[Stored entries]
= = = = =
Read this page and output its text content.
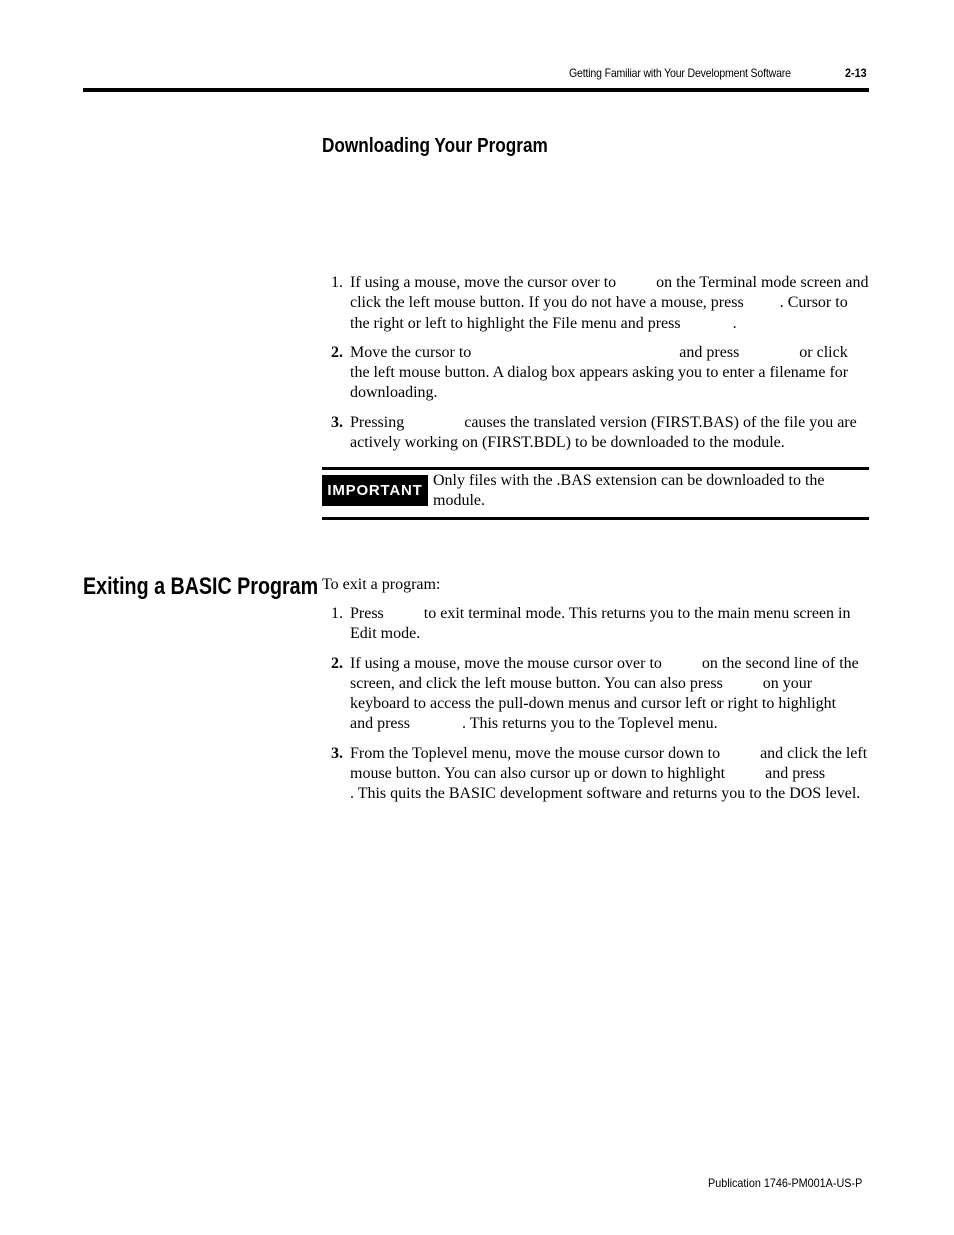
Getting Familiar with Your Development Software	2-13
Downloading Your Program
1. If using a mouse, move the cursor over to          on the Terminal mode screen and click the left mouse button. If you do not have a mouse, press         . Cursor to the right or left to highlight the File menu and press             .
2. Move the cursor to                                                    and press               or click the left mouse button. A dialog box appears asking you to enter a filename for downloading.
3. Pressing               causes the translated version (FIRST.BAS) of the file you are actively working on (FIRST.BDL) to be downloaded to the module.
IMPORTANT
Only files with the .BAS extension can be downloaded to the module.
Exiting a BASIC Program To exit a program:
1. Press          to exit terminal mode. This returns you to the main menu screen in Edit mode.
2. If using a mouse, move the mouse cursor over to          on the second line of the screen, and click the left mouse button. You can also press          on your keyboard to access the pull-down menus and cursor left or right to highlight          and press             . This returns you to the Toplevel menu.
3. From the Toplevel menu, move the mouse cursor down to          and click the left mouse button. You can also cursor up or down to highlight          and press             . This quits the BASIC development software and returns you to the DOS level.
Publication 1746-PM001A-US-P
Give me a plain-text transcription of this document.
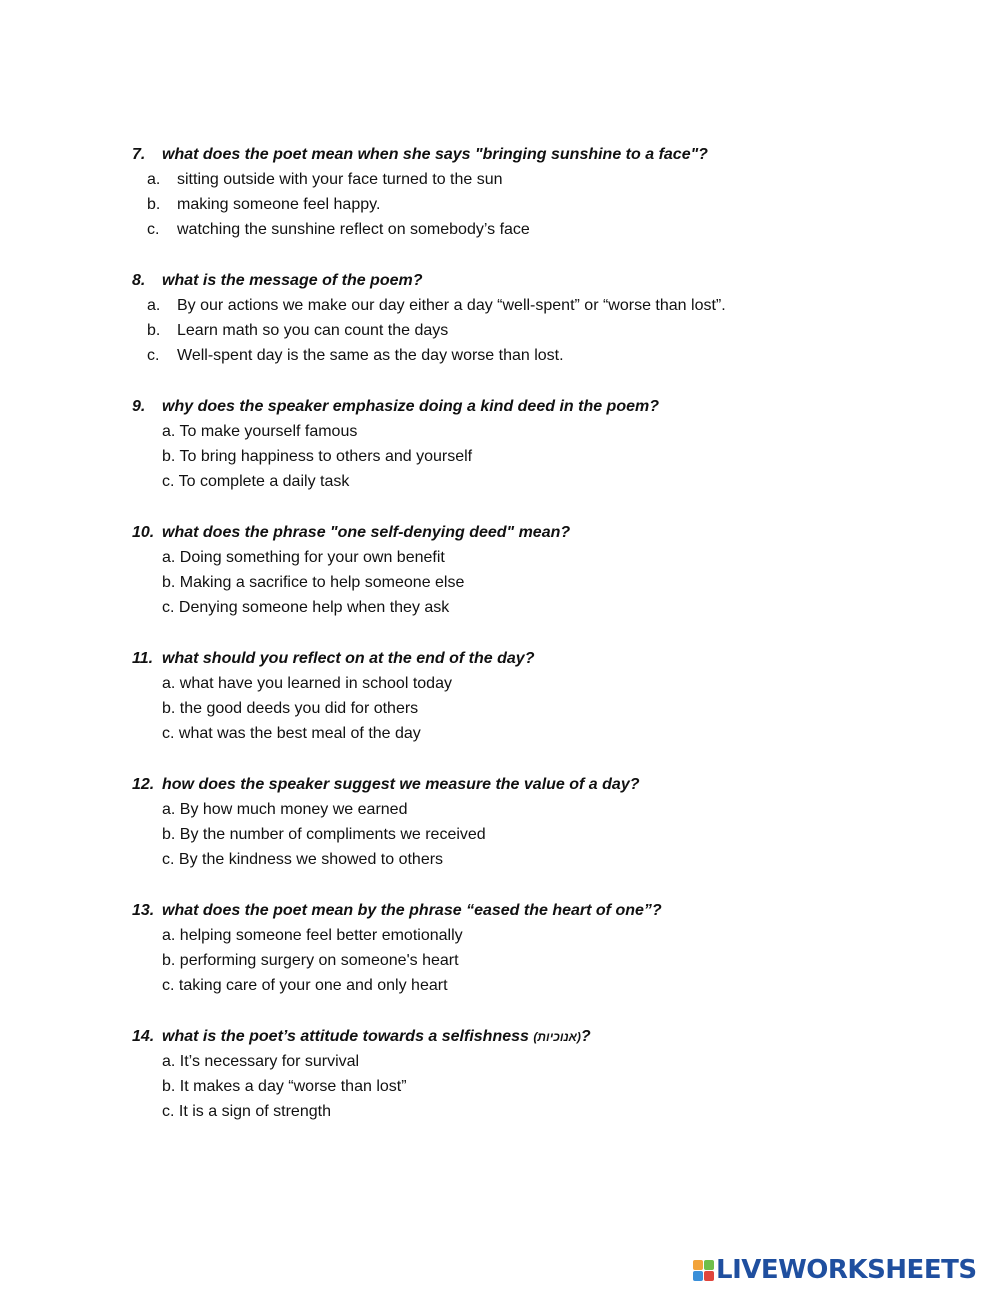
7.	what does the poet mean when she says "bringing sunshine to a face"?
a.	sitting outside with your face turned to the sun
b.	making someone feel happy.
c.	watching the sunshine reflect on somebody’s face
8.	what is the message of the poem?
a.	By our actions we make our day either a day “well-spent” or “worse than lost”.
b.	Learn math so you can count the days
c.	Well-spent day is the same as the day worse than lost.
9.	why does the speaker emphasize doing a kind deed in the poem?
a. To make yourself famous
b. To bring happiness to others and yourself
c. To complete a daily task
10. what does the phrase "one self-denying deed" mean?
a. Doing something for your own benefit
b. Making a sacrifice to help someone else
c. Denying someone help when they ask
11. what should you reflect on at the end of the day?
a. what have you learned in school today
b. the good deeds you did for others
c. what was the best meal of the day
12. how does the speaker suggest we measure the value of a day?
a. By how much money we earned
b. By the number of compliments we received
c. By the kindness we showed to others
13. what does the poet mean by the phrase “eased the heart of one”?
a. helping someone feel better emotionally
b. performing surgery on someone's heart
c. taking care of your one and only heart
14. what is the poet’s attitude towards a selfishness (אנוכיות) ?
a. It’s necessary for survival
b. It makes a day “worse than lost”
c. It is a sign of strength
LIVEWORKSHEETS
= = = = =
WORK REQUIRED: Above are the records. Copy exactly, and only, the lines from the line containing "Give me a plain-text" through the last one, omitting any pictures.

THE RESULT:
Give me a plain-text transcription of this document.
7.	what does the poet mean when she says "bringing sunshine to a face"?
a.	sitting outside with your face turned to the sun
b.	making someone feel happy.
c.	watching the sunshine reflect on somebody’s face
8.	what is the message of the poem?
a.	By our actions we make our day either a day “well-spent” or “worse than lost”.
b.	Learn math so you can count the days
c.	Well-spent day is the same as the day worse than lost.
9.	why does the speaker emphasize doing a kind deed in the poem?
a. To make yourself famous
b. To bring happiness to others and yourself
c. To complete a daily task
10. what does the phrase "one self-denying deed" mean?
a. Doing something for your own benefit
b. Making a sacrifice to help someone else
c. Denying someone help when they ask
11. what should you reflect on at the end of the day?
a. what have you learned in school today
b. the good deeds you did for others
c. what was the best meal of the day
12. how does the speaker suggest we measure the value of a day?
a. By how much money we earned
b. By the number of compliments we received
c. By the kindness we showed to others
13. what does the poet mean by the phrase “eased the heart of one”?
a. helping someone feel better emotionally
b. performing surgery on someone's heart
c. taking care of your one and only heart
14. what is the poet’s attitude towards a selfishness (אנוכיות) ?
a. It’s necessary for survival
b. It makes a day “worse than lost”
c. It is a sign of strength
LIVEWORKSHEETS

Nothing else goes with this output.